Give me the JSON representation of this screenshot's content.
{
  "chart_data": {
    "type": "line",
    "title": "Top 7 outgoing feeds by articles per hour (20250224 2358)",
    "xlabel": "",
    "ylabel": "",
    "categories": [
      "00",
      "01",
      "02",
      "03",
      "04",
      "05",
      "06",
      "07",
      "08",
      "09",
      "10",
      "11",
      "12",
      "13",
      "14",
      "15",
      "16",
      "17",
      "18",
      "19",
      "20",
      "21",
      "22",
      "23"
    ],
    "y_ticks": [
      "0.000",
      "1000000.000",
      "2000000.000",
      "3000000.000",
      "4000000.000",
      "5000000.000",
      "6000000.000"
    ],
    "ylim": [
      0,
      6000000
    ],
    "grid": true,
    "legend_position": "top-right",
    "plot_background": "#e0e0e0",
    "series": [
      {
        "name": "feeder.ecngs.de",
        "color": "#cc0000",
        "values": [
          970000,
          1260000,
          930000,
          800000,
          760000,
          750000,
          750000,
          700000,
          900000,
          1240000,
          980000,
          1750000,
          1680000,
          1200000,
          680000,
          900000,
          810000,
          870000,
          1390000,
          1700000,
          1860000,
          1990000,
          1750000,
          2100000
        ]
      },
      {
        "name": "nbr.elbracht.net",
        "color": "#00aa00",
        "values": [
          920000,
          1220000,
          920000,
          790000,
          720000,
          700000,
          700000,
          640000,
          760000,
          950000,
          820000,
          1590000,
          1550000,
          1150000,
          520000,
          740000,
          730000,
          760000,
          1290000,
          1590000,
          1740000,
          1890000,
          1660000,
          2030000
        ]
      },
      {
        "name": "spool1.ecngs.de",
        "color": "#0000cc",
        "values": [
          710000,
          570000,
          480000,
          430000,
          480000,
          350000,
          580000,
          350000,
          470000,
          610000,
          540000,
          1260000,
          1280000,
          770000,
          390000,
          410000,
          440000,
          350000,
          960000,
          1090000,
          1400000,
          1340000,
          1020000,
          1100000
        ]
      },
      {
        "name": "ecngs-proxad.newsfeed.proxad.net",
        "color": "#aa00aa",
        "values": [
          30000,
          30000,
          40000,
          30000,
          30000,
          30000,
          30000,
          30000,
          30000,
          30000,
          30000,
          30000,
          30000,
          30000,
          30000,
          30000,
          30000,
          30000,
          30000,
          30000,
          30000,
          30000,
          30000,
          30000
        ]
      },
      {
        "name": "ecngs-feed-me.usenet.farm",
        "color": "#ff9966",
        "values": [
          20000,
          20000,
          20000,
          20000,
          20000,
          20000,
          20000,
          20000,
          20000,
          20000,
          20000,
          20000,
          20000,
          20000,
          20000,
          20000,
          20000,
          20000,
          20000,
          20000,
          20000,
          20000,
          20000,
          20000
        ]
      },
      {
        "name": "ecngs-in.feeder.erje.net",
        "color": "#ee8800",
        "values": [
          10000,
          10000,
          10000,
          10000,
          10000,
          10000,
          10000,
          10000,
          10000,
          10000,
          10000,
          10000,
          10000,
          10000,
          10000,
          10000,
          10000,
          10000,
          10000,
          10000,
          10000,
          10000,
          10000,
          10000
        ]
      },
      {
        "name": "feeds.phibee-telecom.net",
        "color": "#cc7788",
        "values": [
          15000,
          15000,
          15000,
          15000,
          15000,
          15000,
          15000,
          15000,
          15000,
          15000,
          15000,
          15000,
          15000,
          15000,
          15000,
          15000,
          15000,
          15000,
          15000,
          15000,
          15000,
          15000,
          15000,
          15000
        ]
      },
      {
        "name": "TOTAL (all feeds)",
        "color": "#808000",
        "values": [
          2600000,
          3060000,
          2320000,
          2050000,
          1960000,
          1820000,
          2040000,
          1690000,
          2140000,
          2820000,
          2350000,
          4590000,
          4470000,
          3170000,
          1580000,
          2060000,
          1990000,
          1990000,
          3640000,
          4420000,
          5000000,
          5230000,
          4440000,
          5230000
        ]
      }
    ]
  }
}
------------------------------------
_WORK REQUIRED_: In the data above, tally the lines holding "feeder" and answer with the figure only.

_RESULT OF THIS EXERCISE_: 2